─── Records to process ───

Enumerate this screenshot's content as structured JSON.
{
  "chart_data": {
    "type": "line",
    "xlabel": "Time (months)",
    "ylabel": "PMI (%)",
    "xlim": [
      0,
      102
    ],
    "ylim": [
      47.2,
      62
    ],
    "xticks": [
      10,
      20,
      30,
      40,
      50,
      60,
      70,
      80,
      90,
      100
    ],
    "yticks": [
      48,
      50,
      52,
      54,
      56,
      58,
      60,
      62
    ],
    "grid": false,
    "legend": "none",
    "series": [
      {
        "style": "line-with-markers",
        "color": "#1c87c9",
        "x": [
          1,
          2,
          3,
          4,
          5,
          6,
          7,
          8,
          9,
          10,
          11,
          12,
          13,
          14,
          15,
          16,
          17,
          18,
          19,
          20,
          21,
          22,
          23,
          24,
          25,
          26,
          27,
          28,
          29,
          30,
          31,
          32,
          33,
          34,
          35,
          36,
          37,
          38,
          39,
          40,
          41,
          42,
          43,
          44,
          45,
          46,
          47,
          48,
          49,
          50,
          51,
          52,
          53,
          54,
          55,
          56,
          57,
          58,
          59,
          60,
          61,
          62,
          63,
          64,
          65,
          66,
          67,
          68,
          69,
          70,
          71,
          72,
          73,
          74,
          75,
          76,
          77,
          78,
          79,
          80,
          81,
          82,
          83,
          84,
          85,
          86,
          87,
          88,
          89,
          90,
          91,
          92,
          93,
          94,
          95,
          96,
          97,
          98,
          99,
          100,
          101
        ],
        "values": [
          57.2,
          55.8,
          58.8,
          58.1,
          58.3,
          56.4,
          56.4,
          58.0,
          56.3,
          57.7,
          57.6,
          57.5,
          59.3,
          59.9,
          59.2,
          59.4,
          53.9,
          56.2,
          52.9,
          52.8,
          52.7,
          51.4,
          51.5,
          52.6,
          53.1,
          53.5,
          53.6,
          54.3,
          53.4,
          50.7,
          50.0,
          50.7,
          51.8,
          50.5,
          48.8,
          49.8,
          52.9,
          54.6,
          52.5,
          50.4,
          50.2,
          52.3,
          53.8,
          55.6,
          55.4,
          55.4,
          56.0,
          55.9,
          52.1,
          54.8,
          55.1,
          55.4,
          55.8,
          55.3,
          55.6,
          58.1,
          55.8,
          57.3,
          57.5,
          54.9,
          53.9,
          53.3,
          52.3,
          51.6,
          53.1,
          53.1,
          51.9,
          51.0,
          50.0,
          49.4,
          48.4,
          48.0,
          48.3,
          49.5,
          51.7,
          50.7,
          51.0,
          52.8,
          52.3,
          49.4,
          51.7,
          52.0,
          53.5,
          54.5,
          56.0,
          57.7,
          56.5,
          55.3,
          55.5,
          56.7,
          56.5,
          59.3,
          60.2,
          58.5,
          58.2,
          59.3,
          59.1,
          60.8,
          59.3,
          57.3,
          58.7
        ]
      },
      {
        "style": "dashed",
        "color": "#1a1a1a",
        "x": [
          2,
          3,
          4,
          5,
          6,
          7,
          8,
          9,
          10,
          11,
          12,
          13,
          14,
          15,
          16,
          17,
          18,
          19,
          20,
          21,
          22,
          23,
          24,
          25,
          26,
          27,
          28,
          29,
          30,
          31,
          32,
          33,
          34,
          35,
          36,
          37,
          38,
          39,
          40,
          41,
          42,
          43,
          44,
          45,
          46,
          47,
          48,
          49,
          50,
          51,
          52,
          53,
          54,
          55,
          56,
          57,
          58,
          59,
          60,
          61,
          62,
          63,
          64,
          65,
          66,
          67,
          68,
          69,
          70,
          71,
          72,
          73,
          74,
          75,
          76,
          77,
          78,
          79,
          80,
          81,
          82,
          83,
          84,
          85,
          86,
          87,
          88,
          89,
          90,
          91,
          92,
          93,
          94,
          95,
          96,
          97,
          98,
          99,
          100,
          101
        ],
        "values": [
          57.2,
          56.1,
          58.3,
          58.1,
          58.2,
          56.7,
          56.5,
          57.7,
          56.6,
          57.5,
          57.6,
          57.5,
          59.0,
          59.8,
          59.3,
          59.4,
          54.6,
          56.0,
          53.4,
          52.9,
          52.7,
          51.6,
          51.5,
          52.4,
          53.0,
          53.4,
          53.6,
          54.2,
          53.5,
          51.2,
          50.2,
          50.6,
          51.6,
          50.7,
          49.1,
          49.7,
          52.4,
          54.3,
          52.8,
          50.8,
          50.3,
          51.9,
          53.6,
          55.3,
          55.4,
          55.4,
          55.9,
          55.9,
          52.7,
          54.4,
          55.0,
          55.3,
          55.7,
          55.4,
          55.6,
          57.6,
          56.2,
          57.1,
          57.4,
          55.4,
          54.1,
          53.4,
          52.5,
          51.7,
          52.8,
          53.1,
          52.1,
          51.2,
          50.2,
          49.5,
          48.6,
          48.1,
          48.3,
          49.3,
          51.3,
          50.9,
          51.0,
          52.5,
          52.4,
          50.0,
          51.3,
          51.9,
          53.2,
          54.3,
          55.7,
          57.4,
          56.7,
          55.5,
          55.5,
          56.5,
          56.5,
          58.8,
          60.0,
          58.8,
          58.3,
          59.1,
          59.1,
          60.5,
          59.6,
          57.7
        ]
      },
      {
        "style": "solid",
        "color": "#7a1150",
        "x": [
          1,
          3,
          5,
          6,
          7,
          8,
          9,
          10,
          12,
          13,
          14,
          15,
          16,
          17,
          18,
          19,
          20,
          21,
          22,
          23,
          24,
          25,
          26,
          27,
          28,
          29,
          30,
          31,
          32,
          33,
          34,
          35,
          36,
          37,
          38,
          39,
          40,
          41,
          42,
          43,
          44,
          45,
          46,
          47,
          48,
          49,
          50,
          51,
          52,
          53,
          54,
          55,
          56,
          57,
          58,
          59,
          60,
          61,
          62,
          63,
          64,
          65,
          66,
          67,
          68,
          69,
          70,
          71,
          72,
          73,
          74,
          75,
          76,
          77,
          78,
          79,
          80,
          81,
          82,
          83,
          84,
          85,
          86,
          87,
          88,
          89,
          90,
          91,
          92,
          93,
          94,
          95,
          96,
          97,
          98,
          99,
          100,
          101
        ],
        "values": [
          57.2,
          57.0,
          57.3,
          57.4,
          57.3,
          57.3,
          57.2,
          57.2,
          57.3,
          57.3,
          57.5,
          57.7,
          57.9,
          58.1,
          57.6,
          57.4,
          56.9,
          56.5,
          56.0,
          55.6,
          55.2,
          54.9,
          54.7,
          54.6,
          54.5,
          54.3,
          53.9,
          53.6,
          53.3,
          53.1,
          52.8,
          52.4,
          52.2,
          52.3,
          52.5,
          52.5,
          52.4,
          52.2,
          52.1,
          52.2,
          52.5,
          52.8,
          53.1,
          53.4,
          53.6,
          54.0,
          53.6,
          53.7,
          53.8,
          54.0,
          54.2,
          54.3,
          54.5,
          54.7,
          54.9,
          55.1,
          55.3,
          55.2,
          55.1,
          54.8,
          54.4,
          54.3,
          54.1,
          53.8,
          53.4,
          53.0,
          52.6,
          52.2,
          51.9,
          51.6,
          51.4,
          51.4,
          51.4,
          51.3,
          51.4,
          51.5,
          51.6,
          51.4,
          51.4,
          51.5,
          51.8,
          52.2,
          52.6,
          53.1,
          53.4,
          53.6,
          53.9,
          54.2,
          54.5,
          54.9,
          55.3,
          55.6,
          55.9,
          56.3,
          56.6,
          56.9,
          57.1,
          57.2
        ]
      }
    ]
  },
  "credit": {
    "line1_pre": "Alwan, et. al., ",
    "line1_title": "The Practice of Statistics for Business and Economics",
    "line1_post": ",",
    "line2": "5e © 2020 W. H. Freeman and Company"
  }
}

───

__What you should do__. Return each full line of the entries that contains the word "color".

__Result of the task__.
        "color": "#1c87c9",
        "color": "#1a1a1a",
        "color": "#7a1150",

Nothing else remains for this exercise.